**Supplied text:**
═══
Galactus's first action is to work out. He is active.



CALLED IT.

That concludes Gen 2; they're all dead now. Shame.



Galactus: Sparkle!

Hamburger cake!



Wanda: EW. Why's it smell?



I WONDER WHY. CLEAN.



Galactus discovers dancing! But he's dancing in the 'party room' with the llama.

Llama: WOO!



Easton is kind of boring sometimes. All he seems to do is stare at things, stare into space, dance, mourn at the graves and occasionally dance around a bit.



Galactus: I'm preeeeetty hot.



Steve: HELLO FATHER.

Steve is a good spare. He comes over nearly every day.



That's weird...I screamed at first because I thought it was Nyla, but then I remembered that it's Evelyn, who is Sel's kid. This is still weird, but not as much.



YES.

I'm very happy with this. I spent a while trying to get them together when Wanda was still TH. Now they're YA and married...



Pietro's kid Wesley, who is YA already, married the kid of Eva-the-mean and some dude in a hat.



Kailani got herself knocked up again, and Ethan got this woman knocked up. Don't be a Pietro, Ethan.



Well done, Sel's widower, well done. You're about to die, well freaking done.

I bet the girl remarries the second he dies.



Don: SCREW THIS BLOCK.

Don't you DARE break anything.



Amanda: You really don't treat this fancy house well. If I was still alive...

Stop guilt-tripping, Scarlett is busy and everyone else is a lazy arsehole.



Wanda: This is a strange cake...



Blarffy: HEEEELLLPP......!

Amanda: *haunting* They can't take care of their things? I will take care of their things!

Sounds like my mother, but not this supernatural.



Galactus: This hurts...

Oh come ON, that is barely a stretch.



Galactus: Woohoo! Violence! Punching!
═══
**Request 1:**
From the diary entry, write out the passage starting at "Amanda: You really" and ending at "of their things!".
**Request 2:**
Answer these questions using the diary entry:
(a) Who is described as a good spare who comes over nearly every day?
(b) Whose kid is Evelyn?
(c) What does Galactus discover in the "party room"?

**Dataset section:**
═══
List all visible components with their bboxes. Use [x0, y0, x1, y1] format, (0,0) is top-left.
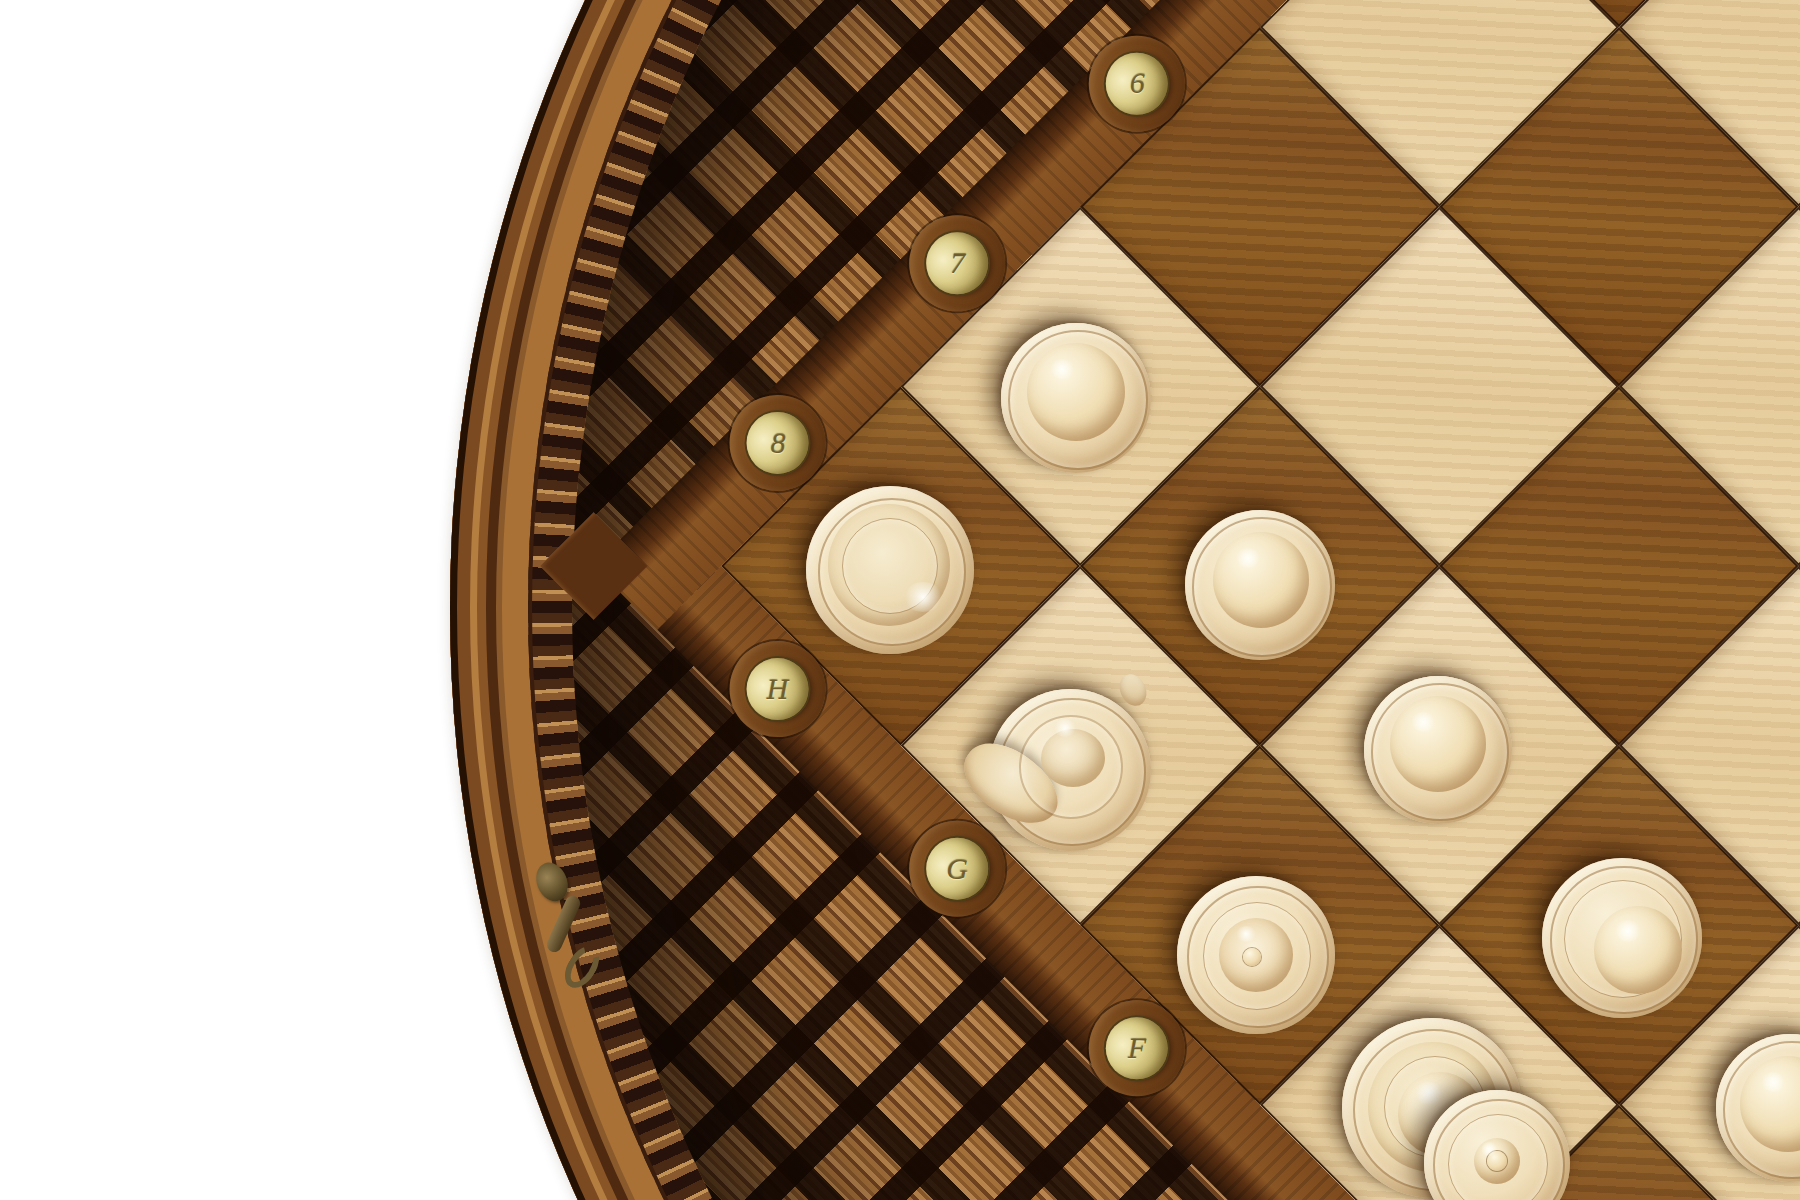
═══
**Exercise result 1:**
Amanda: You really don't treat this fancy house well. If I was still alive...

Stop guilt-tripping, Scarlett is busy and everyone else is a lazy arsehole.



Wanda: This is a strange cake...



Blarffy: HEEEELLLPP......!

Amanda: *haunting* They can't take care of their things? I will take care of their things!

**Exercise result 2:**
(a) Steve
(b) Sel's
(c) Dancing